##### KUTIPAN DOKUMEN

Malang. Di dalam kontestasi politik yang semakin memanas menjelang pemilihan Presiden dan wakilnya seperti saat ini, peran Media di Indonesia cukuplah vital dalam membentuk opini publik dan saling curi pengaruh. Sehingga tidak ayal kini media massa di Indonesia juga tidak bisa lepas dari mesin perpolitikan. Hal ini lah yang dipaparkan Dr. Ross Tapsell. Ph.D dari Australia National University dalam Kuliah Tamu yang diselenggarakan Prodi Bahasa dan Sastra Indonesia Fakultas Sastra Universitas Negeri Malang (UM) pada Senin pagi (4/3).

Dosen yang juga penulis buku Kuasa Media di Indonesia ini dalam kesempatan ceramahnya di Aula Perpustakaan UM  ini lebih memaparkan masa depan pemberitaan di negeri ini. Dimulai dari risetnya sejak tahun 2009 lalu. Berbagai informasi didapatkanya dalam meneliti kecenderungan media di Indonesia. Hingga akhirnya dia menemukan kesimpulan yang mencengangkan, yaitu media-media di Indonesia hanya dikuasai oleh segelintir orang saja yang merupakan bisnismen perusahaan pers. “Media-media di Indonesia hanya dikuasi delapan pemilik media besar saja. Seperti Jawa Pos grup hingga Bakrie grup,” ujar mantan jurnalis Jakarta Post ini.

Dia pun juga memberikan contoh pertarungan panas media di perpolitikan Indonesia dalam  Pilpres 2014 lalu antara TVOne dan MetroTV yang memiliki kepentingan yang berbeda. Namun berbeda di tahun politik saat ini yang seolah-olah media timpang dalam menentukan sikapnya. Karena hampir dari semua pemilik media mengerucut pada satu dukungan salah satu calon saja. Karena ketimpangan inilah membuat pemberitaan juga menjadi timpang. “Ini yang berbahaya ketika Media terang-terangan ikut campur dalam dalam kancah perpolitikan dan sarat akan kepentingan,” terang Tapsell.

##########

TUGAS
Bisakah Anda menulis ulang bagian dari kutipan tentang media dan politik yang diawali dengan "Malang. Di dalam kontestasi" dan berlanjut sampai "Senin pagi (4/3).", dengan menukar "Kuliah Tamu" menjadi "Diskusi Publik"?

##### DATA TERSIMPAN

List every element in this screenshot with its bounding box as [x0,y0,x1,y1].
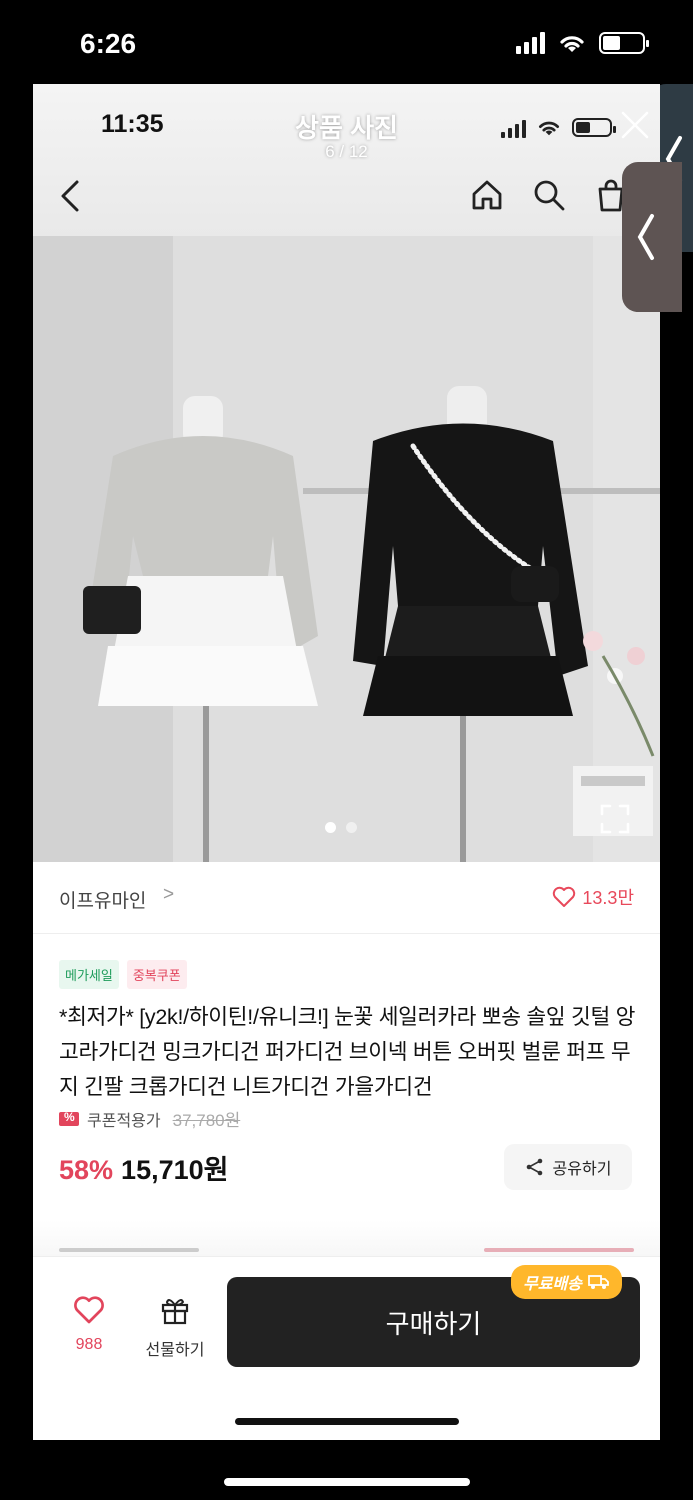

##########
##### DATA TERSIMPAN

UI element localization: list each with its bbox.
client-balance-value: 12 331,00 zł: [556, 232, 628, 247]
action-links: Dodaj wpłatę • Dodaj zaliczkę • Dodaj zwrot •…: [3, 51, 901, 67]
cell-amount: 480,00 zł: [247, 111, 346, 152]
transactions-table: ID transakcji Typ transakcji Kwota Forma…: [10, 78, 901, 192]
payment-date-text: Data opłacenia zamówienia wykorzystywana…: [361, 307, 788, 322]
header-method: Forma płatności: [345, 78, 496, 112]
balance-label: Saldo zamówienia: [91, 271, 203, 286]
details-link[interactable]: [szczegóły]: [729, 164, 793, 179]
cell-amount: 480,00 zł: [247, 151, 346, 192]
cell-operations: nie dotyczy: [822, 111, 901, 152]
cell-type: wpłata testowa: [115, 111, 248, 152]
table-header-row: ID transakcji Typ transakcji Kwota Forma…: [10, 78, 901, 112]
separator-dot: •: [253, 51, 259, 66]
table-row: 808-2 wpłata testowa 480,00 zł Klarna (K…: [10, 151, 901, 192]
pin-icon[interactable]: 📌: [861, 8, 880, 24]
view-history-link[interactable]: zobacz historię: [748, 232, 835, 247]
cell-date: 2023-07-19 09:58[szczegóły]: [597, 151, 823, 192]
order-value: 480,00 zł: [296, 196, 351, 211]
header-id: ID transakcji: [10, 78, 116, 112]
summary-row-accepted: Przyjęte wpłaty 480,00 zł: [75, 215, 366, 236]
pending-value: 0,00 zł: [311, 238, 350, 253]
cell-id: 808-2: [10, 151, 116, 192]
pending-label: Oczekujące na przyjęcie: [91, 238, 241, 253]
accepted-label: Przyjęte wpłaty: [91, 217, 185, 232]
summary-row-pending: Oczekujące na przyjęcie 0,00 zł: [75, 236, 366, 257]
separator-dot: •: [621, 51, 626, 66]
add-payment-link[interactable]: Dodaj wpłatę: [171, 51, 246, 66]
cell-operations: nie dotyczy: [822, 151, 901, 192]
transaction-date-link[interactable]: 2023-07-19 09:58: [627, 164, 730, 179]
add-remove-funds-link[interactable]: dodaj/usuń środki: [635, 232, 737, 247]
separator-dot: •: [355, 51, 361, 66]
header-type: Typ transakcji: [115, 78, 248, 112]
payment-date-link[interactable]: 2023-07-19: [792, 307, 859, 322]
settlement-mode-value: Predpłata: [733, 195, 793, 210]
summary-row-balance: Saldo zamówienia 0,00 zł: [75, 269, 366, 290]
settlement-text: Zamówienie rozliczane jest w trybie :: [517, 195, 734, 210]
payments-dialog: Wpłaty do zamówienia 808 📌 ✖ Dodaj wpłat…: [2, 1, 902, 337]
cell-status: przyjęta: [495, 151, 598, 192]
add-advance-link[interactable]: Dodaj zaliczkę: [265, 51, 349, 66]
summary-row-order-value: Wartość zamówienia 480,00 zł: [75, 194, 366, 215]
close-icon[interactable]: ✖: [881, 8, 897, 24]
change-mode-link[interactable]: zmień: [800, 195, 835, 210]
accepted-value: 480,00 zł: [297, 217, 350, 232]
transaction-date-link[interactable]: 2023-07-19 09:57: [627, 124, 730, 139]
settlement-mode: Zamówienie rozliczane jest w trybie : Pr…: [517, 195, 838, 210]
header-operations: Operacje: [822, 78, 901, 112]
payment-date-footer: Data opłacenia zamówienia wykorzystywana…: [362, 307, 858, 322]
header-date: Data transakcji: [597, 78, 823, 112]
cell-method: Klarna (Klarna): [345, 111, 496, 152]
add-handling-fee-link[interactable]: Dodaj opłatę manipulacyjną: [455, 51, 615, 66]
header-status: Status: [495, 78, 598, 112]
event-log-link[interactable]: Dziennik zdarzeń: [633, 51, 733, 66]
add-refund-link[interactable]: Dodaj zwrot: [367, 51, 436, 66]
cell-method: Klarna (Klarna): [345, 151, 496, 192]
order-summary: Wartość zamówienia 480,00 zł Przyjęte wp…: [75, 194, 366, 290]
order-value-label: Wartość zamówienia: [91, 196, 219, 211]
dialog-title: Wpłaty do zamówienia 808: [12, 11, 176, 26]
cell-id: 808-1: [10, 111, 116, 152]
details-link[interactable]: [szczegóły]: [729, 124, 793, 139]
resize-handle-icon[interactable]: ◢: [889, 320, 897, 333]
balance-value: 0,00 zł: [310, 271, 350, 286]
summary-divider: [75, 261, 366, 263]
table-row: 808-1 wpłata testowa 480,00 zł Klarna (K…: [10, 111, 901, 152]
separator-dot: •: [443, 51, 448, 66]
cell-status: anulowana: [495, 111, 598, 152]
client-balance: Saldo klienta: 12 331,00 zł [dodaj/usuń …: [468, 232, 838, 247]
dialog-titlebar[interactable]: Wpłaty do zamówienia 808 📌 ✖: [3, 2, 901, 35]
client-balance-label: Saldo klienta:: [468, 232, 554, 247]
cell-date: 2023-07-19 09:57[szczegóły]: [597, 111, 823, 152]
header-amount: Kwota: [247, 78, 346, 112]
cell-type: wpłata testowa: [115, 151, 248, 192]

##########

HASIL TUGAS
Malang. Di dalam kontestasi politik yang semakin memanas menjelang pemilihan Presiden dan wakilnya seperti saat ini, peran Media di Indonesia cukuplah vital dalam membentuk opini publik dan saling curi pengaruh. Sehingga tidak ayal kini media massa di Indonesia juga tidak bisa lepas dari mesin perpolitikan. Hal ini lah yang dipaparkan Dr. Ross Tapsell. Ph.D dari Australia National University dalam Diskusi Publik yang diselenggarakan Prodi Bahasa dan Sastra Indonesia Fakultas Sastra Universitas Negeri Malang (UM) pada Senin pagi (4/3).